**Stored rows:**
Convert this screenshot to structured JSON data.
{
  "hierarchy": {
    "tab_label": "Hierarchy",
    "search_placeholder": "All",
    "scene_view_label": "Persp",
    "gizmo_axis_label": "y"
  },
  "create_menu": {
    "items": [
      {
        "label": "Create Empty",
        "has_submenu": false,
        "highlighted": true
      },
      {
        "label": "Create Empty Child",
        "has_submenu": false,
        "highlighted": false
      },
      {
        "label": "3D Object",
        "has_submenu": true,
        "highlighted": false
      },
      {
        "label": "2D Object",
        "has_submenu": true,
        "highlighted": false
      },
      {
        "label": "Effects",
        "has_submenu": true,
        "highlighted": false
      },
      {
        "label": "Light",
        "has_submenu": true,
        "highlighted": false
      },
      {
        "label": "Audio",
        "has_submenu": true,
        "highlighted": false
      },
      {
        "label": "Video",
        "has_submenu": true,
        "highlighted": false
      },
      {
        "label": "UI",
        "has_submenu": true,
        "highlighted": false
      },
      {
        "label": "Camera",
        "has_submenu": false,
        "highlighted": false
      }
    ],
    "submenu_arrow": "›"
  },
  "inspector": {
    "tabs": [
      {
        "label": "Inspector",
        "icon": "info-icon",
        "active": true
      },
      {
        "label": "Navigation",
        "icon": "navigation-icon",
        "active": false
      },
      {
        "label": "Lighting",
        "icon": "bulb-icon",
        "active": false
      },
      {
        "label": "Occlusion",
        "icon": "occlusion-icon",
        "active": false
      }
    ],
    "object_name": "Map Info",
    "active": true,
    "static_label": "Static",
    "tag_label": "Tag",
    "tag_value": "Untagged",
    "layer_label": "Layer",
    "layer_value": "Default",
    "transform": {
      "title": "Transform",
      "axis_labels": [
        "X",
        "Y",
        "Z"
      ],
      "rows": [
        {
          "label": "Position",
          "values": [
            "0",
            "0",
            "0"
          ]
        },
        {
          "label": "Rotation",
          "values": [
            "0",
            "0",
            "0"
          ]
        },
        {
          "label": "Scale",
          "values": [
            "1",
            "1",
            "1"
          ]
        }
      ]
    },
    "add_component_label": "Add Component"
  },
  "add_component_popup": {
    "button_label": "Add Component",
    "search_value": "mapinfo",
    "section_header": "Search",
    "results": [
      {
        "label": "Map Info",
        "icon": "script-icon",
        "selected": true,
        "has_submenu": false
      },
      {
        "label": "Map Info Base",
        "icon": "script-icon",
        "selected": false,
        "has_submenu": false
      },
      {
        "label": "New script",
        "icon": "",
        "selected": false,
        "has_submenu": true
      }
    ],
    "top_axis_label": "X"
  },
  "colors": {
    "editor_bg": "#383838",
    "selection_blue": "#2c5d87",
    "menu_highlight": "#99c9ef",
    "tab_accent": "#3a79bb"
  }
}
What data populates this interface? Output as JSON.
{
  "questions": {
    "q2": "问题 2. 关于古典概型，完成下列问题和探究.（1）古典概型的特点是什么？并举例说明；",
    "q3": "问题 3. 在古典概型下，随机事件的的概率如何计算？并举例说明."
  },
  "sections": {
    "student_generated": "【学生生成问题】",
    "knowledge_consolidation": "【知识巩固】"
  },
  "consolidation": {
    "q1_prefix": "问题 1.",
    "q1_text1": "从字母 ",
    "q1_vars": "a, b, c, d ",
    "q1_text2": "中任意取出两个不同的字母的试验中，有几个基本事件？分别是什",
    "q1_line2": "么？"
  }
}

**Required task:**
Return every line from the records above that holds the word "data".

**Result below:**
Convert this screenshot to structured JSON data.
What data populates this interface? Output as JSON.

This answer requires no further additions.